- **作業の指示 1**: 脳卒中患者の持久力評価についての文章で、CPXの運動負荷強度は何Wから始まり、どのように上げられましたか。
- **作業の指示 2**: 脳卒中患者の持久力評価についての文章によると、非麻痺側の上肢でエルゴメータ運動をするCPXが提案されているのはなぜですか。1～3文で説明してください。
- **作業の指示 3**: 脳卒中患者の持久力評価についての文章を、最後の文のあとから続けて書いてください。

- **分析する文章**:
Fri. May 27, 2016 2:50 PM - 3:50 PM 第6会場 (札幌コンベンションセンター 2階 小ホール)

座長:北山哲也(山梨リハビリテーション病院 理学療法課)

[O-NV-04-3] 回復期脳卒中患者における非麻痺側上肢運動による全身持久力評価の特徴

小田ちひろ1, 小宅一彰1,2, 山口智史3, 工藤大輔1, 佐久間達生1, 木下琴枝1, 井上靖悟1, 近藤国嗣1, 大高洋平1,3 (1.東京湾岸リハビリテーション病院, 2.信州大学大学院医学系研究科, 3.慶應義塾大学医学部リハビリテーション医学教室)

Keywords:最高酸素摂取量, 最高心拍数, エルゴメータ

【はじめに,目的】

運動麻痺の影響を受けずに脳卒中患者の全身持久力を評価する手法として,非麻痺側上肢でのエルゴメータ運動による運動負荷試験(CPX)が提案されている(原,1996)。この非麻痺側上肢CPXは,脳卒中患者の全身持久力を客観的に評価する有用な手法となる可能性がある。しかし,脳卒中患者において,CPXの終了理由も含めた非麻痺側上肢CPXによる持久力評価の特徴は明らかにされていない。そこで本研究の目的は,回復期脳卒中患者において,非麻痺側上肢運動によるCPXを用いた全身持久力評価について,健常成人と比較し,特徴を検討する事である。


【方法】

対象は,2014年8月から2015年7月までに当院回復期病棟に入院した脳卒中患者29名(男性21名,年齢56±11歳,体格指数21.6±2.8 kg/m2,発症後82±31日;平均±標準偏差)であった。日常生活自立度はFunctional Independence Measureの運動項目で67.5±18.0点であった。採用基準は,片側半球皮質下の初発脳卒中,端座位保持が自立,Mini Mental State Examinationが22点以上,研究参加の同意が得られる者とした。除外基準は,内科的疾患により運動制限,関節拘縮や疼痛,神経変性疾患の既往を有する者とした。対照群は健常成人17名(男性2名,年齢50±8歳,体格指数22.1±2.6 kg/m2)とした。

CPXにおける運動課題は,エルゴメータを用いた非麻痺側上肢運動とした。健常成人は利き腕で実施した。運動負荷強度は10 Wで開始し,1分毎に5 Wずつ漸増した。回転速度は,脳卒中患者は10 Wでの至適速度,健常成人は50 rpmを維持するよう指示した。

- **与えられたデータ**:
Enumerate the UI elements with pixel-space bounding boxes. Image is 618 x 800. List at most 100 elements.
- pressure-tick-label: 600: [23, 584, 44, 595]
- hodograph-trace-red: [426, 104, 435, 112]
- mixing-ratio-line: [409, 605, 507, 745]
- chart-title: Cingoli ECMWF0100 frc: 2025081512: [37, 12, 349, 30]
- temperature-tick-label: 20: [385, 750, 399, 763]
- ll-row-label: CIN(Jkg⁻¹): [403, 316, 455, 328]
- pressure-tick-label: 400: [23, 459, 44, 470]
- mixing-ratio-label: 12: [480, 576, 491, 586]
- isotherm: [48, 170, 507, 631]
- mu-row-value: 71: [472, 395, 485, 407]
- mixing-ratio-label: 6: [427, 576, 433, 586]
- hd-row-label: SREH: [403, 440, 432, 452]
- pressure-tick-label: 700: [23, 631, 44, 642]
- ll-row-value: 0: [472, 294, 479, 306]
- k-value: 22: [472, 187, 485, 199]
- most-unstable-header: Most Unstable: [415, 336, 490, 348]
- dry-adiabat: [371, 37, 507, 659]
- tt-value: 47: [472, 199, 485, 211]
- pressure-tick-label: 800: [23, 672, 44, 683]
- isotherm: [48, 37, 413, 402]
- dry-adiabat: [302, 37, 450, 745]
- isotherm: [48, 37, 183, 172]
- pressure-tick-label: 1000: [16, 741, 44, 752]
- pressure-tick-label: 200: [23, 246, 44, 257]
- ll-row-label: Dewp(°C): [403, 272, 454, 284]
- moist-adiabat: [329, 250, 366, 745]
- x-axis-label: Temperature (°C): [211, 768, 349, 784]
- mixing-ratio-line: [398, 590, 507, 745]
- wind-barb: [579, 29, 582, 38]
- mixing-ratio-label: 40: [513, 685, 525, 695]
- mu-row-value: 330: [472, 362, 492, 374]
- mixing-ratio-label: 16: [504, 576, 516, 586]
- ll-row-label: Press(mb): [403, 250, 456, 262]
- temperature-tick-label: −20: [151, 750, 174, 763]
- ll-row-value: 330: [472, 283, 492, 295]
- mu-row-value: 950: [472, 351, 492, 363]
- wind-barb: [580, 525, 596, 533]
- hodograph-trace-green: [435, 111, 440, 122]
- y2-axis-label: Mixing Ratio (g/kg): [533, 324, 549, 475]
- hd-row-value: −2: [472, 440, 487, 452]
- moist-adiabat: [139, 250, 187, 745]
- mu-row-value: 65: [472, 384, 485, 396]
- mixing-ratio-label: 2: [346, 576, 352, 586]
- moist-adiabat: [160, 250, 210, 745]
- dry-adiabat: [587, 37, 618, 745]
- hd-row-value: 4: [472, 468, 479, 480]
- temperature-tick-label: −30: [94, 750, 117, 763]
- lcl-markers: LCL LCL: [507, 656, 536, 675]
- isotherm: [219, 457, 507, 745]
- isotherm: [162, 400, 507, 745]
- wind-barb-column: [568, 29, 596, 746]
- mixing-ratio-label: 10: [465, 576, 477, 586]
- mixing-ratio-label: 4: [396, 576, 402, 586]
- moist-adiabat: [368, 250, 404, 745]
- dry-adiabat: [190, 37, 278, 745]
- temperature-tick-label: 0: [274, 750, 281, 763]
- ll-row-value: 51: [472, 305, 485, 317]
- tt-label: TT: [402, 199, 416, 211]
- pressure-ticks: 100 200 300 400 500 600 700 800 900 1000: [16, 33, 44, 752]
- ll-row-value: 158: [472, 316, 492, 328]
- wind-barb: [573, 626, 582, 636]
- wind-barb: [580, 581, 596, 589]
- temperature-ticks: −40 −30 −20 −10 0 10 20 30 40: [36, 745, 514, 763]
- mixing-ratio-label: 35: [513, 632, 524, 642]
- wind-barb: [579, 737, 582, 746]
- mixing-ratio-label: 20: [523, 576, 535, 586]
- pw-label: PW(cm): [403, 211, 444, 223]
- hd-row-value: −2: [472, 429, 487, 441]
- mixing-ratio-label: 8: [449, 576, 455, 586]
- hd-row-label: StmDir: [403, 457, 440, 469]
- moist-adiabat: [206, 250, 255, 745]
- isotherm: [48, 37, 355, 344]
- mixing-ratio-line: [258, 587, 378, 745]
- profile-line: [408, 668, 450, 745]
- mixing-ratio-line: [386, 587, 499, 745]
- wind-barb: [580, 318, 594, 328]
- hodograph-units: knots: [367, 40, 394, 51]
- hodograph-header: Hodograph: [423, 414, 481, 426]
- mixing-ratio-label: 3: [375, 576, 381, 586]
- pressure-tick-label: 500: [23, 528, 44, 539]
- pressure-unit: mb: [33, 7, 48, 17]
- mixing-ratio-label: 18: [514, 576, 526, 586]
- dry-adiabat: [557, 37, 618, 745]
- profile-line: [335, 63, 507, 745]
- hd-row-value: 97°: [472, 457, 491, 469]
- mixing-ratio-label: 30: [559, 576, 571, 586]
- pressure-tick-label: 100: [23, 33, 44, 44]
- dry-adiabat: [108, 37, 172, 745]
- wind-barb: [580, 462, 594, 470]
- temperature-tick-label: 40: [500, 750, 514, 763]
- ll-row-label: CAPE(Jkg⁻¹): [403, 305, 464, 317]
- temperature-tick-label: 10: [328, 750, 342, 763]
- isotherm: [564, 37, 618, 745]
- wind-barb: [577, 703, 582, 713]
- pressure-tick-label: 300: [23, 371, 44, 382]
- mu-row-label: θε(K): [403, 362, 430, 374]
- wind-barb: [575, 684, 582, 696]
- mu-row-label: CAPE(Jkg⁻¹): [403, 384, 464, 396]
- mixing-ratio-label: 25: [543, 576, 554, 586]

- **最終的な答え 1**: 10 Wで始め、1分ごとに5 Wずつ上げました。

- **最終的な答え 2**: 運動麻痺の影響を受けずに、脳卒中患者の全身持久力を評価できる手法だからです。

- **最終的な答え 3**:
全身持久力の指標は,運動中の最高酸素摂取量(Peak VO2)について,呼気ガス分析計を用いて測定した。Peak VO2は,過去の最大運動負荷試験で得られた参考値(Loe, et al., 2013)にて年齢と性別の影響を補正した。運動終了基準は,心拍数が予測最大心拍数の85% に到達,回転速度の維持困難,血圧異常,心電図異常,自覚症状の出現とした。

統計解析では,Peak VO2について,脳卒中患者と健常成人の比較に対応のないt検定を用いた。運動終了理由の比較には,Fisher正確確率検定を用いた。有意水準は5%とした。


【結果】

Peak VO2は脳卒中患者で29.1±6.6%,健常成人で34.9±8.1%で有意差を認めた(p<0.05)。脳卒中患者の終了理由は,心拍数が終了基準に到達が12名(41.4%),回転速度の維持困難が12名(41.4%),血圧異常(拡張期血圧が115 mmHg以上)が5名(17.3%)であった。健常成人の終了理由は心拍数が終了基準に到達が5名(29.4%),回転速度の維持困難が6名(35.3%),血圧異常(拡張期血圧が115 mmHg以上)が6名(35.3%)であった。終了理由は群間に有意差を認めなかった(p=0.46)。


【結論】

非麻痺側上肢運動によるCPXの特徴として,健常者と同様,約半数以上の対象者が心拍数以外の条件で運動が終了した。しかし,Peak VO2は健常者より有意に低下しており,脳卒中患者の全身持久力を評価するために有用である事が示された。